[Begin]
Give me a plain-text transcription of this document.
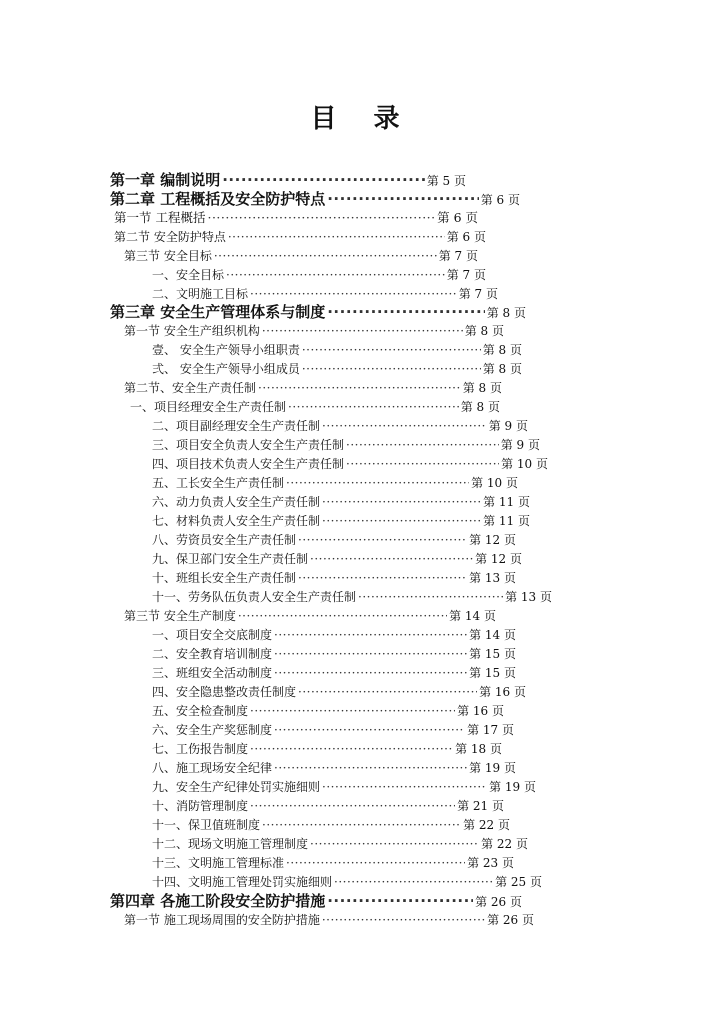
目 录
第一章 编制说明 ·····	第 5 页
第二章 工程概括及安全防护特点 ·····	第 6 页
第一节 工程概括 ·····	第 6 页
第二节 安全防护特点 ·····	第 6 页
第三节 安全目标 ·····	第 7 页
一、安全目标 ·····	第 7 页
二、文明施工目标 ·····	第 7 页
第三章 安全生产管理体系与制度 ·····	第 8 页
第一节 安全生产组织机构 ·····	第 8 页
壹、 安全生产领导小组职责 ·····	第 8 页
弍、 安全生产领导小组成员 ·····	第 8 页
第二节、安全生产责任制 ·····	第 8 页
一、项目经理安全生产责任制 ·····	第 8 页
二、项目副经理安全生产责任制 ·····	第 9 页
三、项目安全负责人安全生产责任制 ·····	第 9 页
四、项目技术负责人安全生产责任制 ·····	第 10 页
五、工长安全生产责任制 ·····	第 10 页
六、动力负责人安全生产责任制 ·····	第 11 页
七、材料负责人安全生产责任制 ·····	第 11 页
八、劳资员安全生产责任制 ·····	第 12 页
九、保卫部门安全生产责任制 ·····	第 12 页
十、班组长安全生产责任制 ·····	第 13 页
十一、劳务队伍负责人安全生产责任制 ·····	第 13 页
第三节 安全生产制度 ·····	第 14 页
一、项目安全交底制度 ·····	第 14 页
二、安全教育培训制度 ·····	第 15 页
三、班组安全活动制度 ·····	第 15 页
四、安全隐患整改责任制度 ·····	第 16 页
五、安全检查制度 ·····	第 16 页
六、安全生产奖惩制度 ·····	第 17 页
七、工伤报告制度 ·····	第 18 页
八、施工现场安全纪律 ·····	第 19 页
九、安全生产纪律处罚实施细则 ·····	第 19 页
十、消防管理制度 ·····	第 21 页
十一、保卫值班制度 ·····	第 22 页
十二、现场文明施工管理制度 ·····	第 22 页
十三、文明施工管理标准 ·····	第 23 页
十四、文明施工管理处罚实施细则 ·····	第 25 页
第四章 各施工阶段安全防护措施 ·····	第 26 页
第一节 施工现场周围的安全防护措施 ·····	第 26 页
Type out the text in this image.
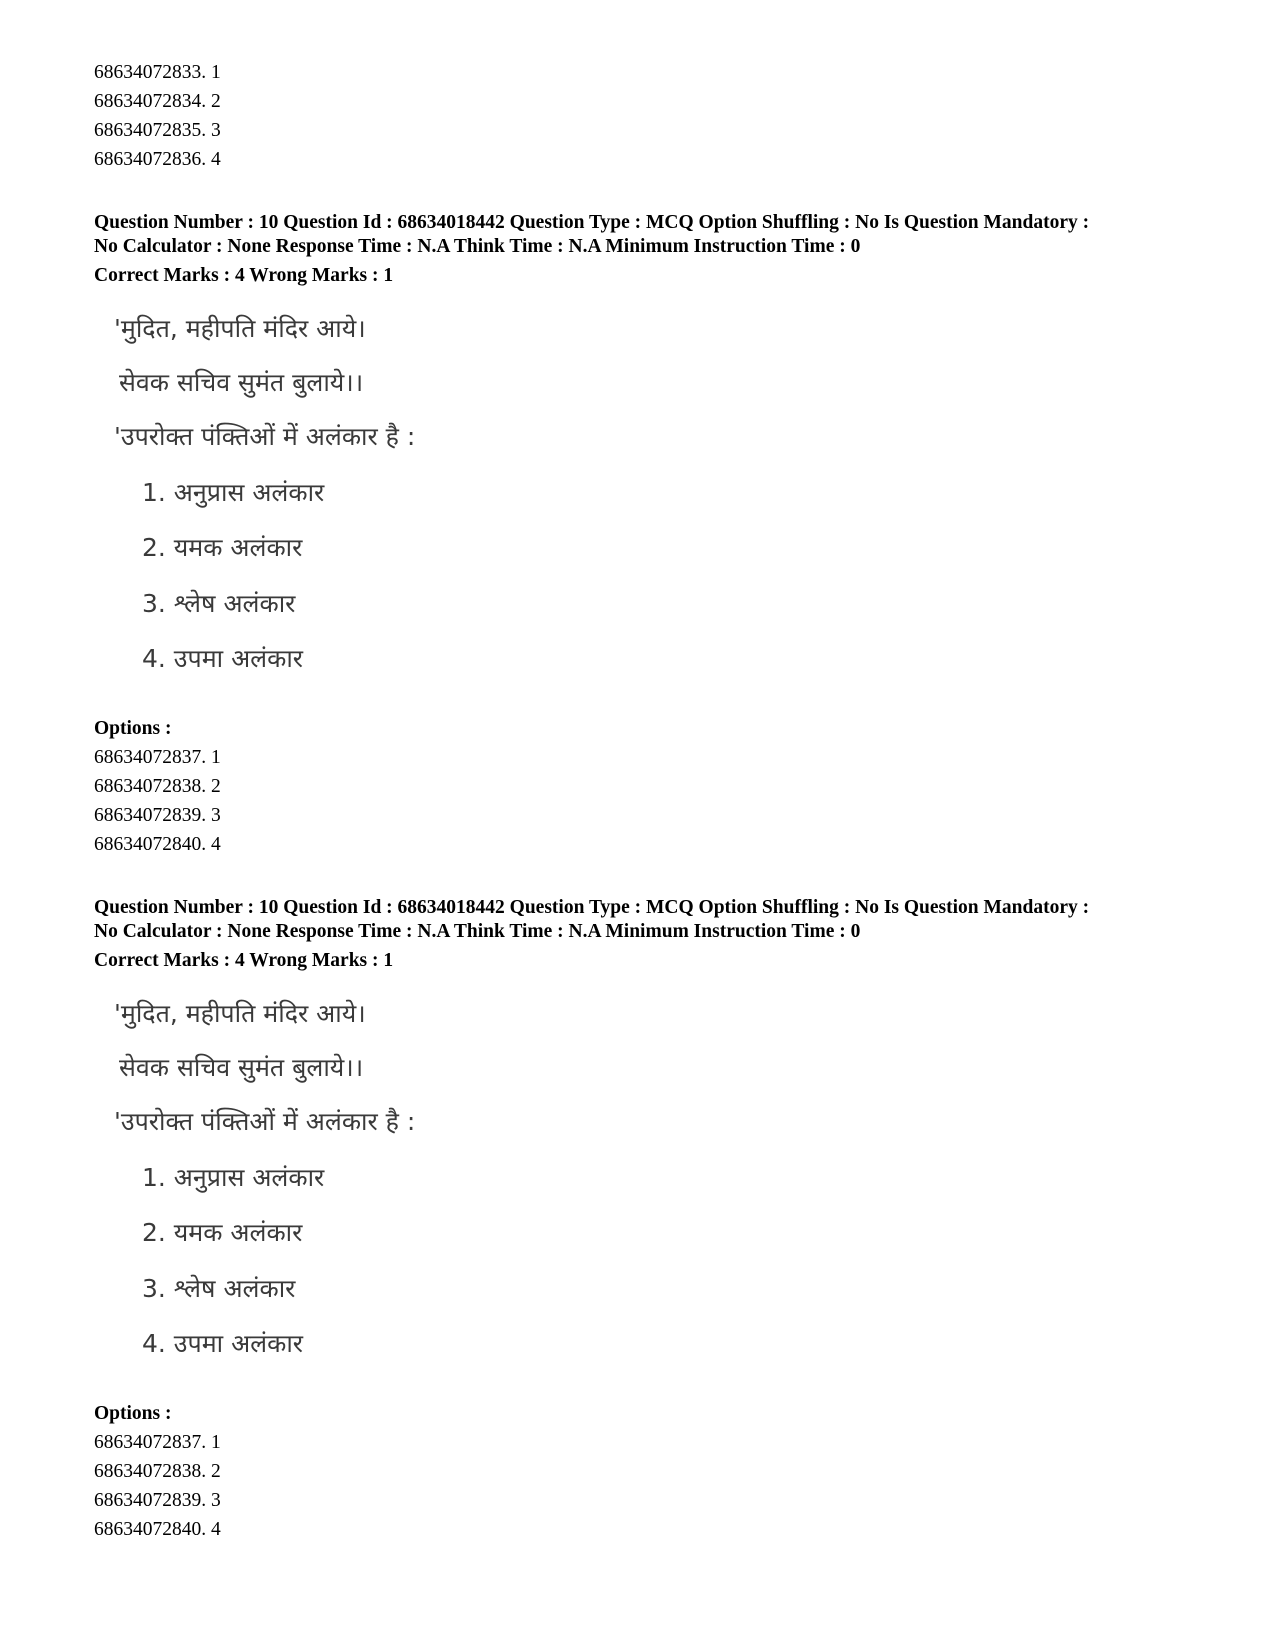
68634072833. 1
68634072834. 2
68634072835. 3
68634072836. 4
Question Number : 10 Question Id : 68634018442 Question Type : MCQ Option Shuffling : No Is Question Mandatory :
No Calculator : None Response Time : N.A Think Time : N.A Minimum Instruction Time : 0
Correct Marks : 4 Wrong Marks : 1
'मुदित, महीपति मंदिर आये।
सेवक सचिव सुमंत बुलाये।।
'उपरोक्त पंक्तिओं में अलंकार है :
1. अनुप्रास अलंकार
2. यमक अलंकार
3. श्लेष अलंकार
4. उपमा अलंकार
Options :
68634072837. 1
68634072838. 2
68634072839. 3
68634072840. 4
Question Number : 10 Question Id : 68634018442 Question Type : MCQ Option Shuffling : No Is Question Mandatory :
No Calculator : None Response Time : N.A Think Time : N.A Minimum Instruction Time : 0
Correct Marks : 4 Wrong Marks : 1
'मुदित, महीपति मंदिर आये।
सेवक सचिव सुमंत बुलाये।।
'उपरोक्त पंक्तिओं में अलंकार है :
1. अनुप्रास अलंकार
2. यमक अलंकार
3. श्लेष अलंकार
4. उपमा अलंकार
Options :
68634072837. 1
68634072838. 2
68634072839. 3
68634072840. 4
[End]
Work instructions:
From the entries above, copy each line holding "text".

Exercise result:
Give me a plain-text transcription of this document.
Type out the text in this image.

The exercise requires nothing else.